* [Your objective] Reproduce all of the material word for word.

* [Record excerpts]
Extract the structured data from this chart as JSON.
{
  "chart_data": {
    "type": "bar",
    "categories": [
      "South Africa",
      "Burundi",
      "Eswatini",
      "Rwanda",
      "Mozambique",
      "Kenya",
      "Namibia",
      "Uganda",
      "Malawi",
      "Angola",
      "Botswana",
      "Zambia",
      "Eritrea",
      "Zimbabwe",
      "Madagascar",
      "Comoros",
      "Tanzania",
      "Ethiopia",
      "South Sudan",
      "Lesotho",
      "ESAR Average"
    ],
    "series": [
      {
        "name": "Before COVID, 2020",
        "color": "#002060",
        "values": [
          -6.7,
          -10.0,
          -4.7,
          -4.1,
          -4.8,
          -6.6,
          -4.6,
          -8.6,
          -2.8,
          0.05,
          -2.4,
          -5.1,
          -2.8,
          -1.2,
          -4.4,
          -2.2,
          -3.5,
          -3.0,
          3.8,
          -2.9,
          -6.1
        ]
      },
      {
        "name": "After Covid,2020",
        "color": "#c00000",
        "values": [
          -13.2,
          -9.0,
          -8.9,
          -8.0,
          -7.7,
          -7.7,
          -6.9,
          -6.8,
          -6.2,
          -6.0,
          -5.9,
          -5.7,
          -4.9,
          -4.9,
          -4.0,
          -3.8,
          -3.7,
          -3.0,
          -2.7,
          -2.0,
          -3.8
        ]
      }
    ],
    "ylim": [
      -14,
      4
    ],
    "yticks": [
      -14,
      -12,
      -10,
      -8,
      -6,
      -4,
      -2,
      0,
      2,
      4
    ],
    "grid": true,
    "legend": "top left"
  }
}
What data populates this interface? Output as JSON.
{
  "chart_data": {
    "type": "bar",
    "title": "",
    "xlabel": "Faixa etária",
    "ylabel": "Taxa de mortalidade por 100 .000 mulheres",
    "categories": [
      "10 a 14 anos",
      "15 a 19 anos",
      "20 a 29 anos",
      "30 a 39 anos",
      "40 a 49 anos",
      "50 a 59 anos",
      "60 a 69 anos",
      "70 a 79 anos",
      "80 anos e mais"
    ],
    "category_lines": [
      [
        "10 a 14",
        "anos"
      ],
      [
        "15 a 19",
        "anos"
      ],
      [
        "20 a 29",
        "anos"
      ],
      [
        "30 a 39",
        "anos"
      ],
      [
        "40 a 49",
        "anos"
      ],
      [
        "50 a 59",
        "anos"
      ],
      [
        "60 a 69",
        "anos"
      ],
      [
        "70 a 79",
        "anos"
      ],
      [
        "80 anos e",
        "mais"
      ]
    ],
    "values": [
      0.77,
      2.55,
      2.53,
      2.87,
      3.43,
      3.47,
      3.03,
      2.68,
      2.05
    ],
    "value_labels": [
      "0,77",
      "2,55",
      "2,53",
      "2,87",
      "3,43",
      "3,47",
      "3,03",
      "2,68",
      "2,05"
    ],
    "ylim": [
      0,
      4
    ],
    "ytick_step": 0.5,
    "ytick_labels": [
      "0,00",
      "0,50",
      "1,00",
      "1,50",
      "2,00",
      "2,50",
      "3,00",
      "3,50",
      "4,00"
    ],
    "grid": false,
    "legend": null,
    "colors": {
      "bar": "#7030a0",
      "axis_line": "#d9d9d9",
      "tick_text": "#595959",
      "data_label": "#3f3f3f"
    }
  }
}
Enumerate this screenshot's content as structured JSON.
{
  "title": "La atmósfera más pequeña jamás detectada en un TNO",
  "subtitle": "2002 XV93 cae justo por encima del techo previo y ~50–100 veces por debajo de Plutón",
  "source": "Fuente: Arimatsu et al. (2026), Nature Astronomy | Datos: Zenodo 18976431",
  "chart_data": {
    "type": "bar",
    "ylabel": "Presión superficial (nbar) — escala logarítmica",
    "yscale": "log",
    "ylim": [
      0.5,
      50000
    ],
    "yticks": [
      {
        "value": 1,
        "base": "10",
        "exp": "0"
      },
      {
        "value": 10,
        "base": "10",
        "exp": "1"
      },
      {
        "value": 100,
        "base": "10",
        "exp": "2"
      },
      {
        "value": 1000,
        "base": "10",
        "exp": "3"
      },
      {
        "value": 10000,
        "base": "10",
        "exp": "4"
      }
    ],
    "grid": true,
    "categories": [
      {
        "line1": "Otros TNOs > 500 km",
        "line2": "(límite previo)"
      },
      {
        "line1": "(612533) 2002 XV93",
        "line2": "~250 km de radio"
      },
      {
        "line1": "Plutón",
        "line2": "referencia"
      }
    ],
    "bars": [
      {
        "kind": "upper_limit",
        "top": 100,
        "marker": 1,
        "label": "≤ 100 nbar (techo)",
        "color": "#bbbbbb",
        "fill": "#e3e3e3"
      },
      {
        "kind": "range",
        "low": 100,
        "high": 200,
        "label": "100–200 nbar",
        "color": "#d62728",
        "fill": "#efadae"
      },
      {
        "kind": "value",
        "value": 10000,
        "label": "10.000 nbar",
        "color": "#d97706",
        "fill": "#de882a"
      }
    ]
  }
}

* [The completed task]
Extract the structured data from this chart as JSON.
{
  "chart_data": {
    "type": "bar",
    "categories": [
      "South Africa",
      "Burundi",
      "Eswatini",
      "Rwanda",
      "Mozambique",
      "Kenya",
      "Namibia",
      "Uganda",
      "Malawi",
      "Angola",
      "Botswana",
      "Zambia",
      "Eritrea",
      "Zimbabwe",
      "Madagascar",
      "Comoros",
      "Tanzania",
      "Ethiopia",
      "South Sudan",
      "Lesotho",
      "ESAR Average"
    ],
    "series": [
      {
        "name": "Before COVID, 2020",
        "color": "#002060",
        "values": [
          -6.7,
          -10.0,
          -4.7,
          -4.1,
          -4.8,
          -6.6,
          -4.6,
          -8.6,
          -2.8,
          0.05,
          -2.4,
          -5.1,
          -2.8,
          -1.2,
          -4.4,
          -2.2,
          -3.5,
          -3.0,
          3.8,
          -2.9,
          -6.1
        ]
      },
      {
        "name": "After Covid,2020",
        "color": "#c00000",
        "values": [
          -13.2,
          -9.0,
          -8.9,
          -8.0,
          -7.7,
          -7.7,
          -6.9,
          -6.8,
          -6.2,
          -6.0,
          -5.9,
          -5.7,
          -4.9,
          -4.9,
          -4.0,
          -3.8,
          -3.7,
          -3.0,
          -2.7,
          -2.0,
          -3.8
        ]
      }
    ],
    "ylim": [
      -14,
      4
    ],
    "yticks": [
      -14,
      -12,
      -10,
      -8,
      -6,
      -4,
      -2,
      0,
      2,
      4
    ],
    "grid": true,
    "legend": "top left"
  }
}
What data populates this interface? Output as JSON.
{
  "chart_data": {
    "type": "bar",
    "title": "",
    "xlabel": "Faixa etária",
    "ylabel": "Taxa de mortalidade por 100 .000 mulheres",
    "categories": [
      "10 a 14 anos",
      "15 a 19 anos",
      "20 a 29 anos",
      "30 a 39 anos",
      "40 a 49 anos",
      "50 a 59 anos",
      "60 a 69 anos",
      "70 a 79 anos",
      "80 anos e mais"
    ],
    "category_lines": [
      [
        "10 a 14",
        "anos"
      ],
      [
        "15 a 19",
        "anos"
      ],
      [
        "20 a 29",
        "anos"
      ],
      [
        "30 a 39",
        "anos"
      ],
      [
        "40 a 49",
        "anos"
      ],
      [
        "50 a 59",
        "anos"
      ],
      [
        "60 a 69",
        "anos"
      ],
      [
        "70 a 79",
        "anos"
      ],
      [
        "80 anos e",
        "mais"
      ]
    ],
    "values": [
      0.77,
      2.55,
      2.53,
      2.87,
      3.43,
      3.47,
      3.03,
      2.68,
      2.05
    ],
    "value_labels": [
      "0,77",
      "2,55",
      "2,53",
      "2,87",
      "3,43",
      "3,47",
      "3,03",
      "2,68",
      "2,05"
    ],
    "ylim": [
      0,
      4
    ],
    "ytick_step": 0.5,
    "ytick_labels": [
      "0,00",
      "0,50",
      "1,00",
      "1,50",
      "2,00",
      "2,50",
      "3,00",
      "3,50",
      "4,00"
    ],
    "grid": false,
    "legend": null,
    "colors": {
      "bar": "#7030a0",
      "axis_line": "#d9d9d9",
      "tick_text": "#595959",
      "data_label": "#3f3f3f"
    }
  }
}
Enumerate this screenshot's content as structured JSON.
{
  "title": "La atmósfera más pequeña jamás detectada en un TNO",
  "subtitle": "2002 XV93 cae justo por encima del techo previo y ~50–100 veces por debajo de Plutón",
  "source": "Fuente: Arimatsu et al. (2026), Nature Astronomy | Datos: Zenodo 18976431",
  "chart_data": {
    "type": "bar",
    "ylabel": "Presión superficial (nbar) — escala logarítmica",
    "yscale": "log",
    "ylim": [
      0.5,
      50000
    ],
    "yticks": [
      {
        "value": 1,
        "base": "10",
        "exp": "0"
      },
      {
        "value": 10,
        "base": "10",
        "exp": "1"
      },
      {
        "value": 100,
        "base": "10",
        "exp": "2"
      },
      {
        "value": 1000,
        "base": "10",
        "exp": "3"
      },
      {
        "value": 10000,
        "base": "10",
        "exp": "4"
      }
    ],
    "grid": true,
    "categories": [
      {
        "line1": "Otros TNOs > 500 km",
        "line2": "(límite previo)"
      },
      {
        "line1": "(612533) 2002 XV93",
        "line2": "~250 km de radio"
      },
      {
        "line1": "Plutón",
        "line2": "referencia"
      }
    ],
    "bars": [
      {
        "kind": "upper_limit",
        "top": 100,
        "marker": 1,
        "label": "≤ 100 nbar (techo)",
        "color": "#bbbbbb",
        "fill": "#e3e3e3"
      },
      {
        "kind": "range",
        "low": 100,
        "high": 200,
        "label": "100–200 nbar",
        "color": "#d62728",
        "fill": "#efadae"
      },
      {
        "kind": "value",
        "value": 10000,
        "label": "10.000 nbar",
        "color": "#d97706",
        "fill": "#de882a"
      }
    ]
  }
}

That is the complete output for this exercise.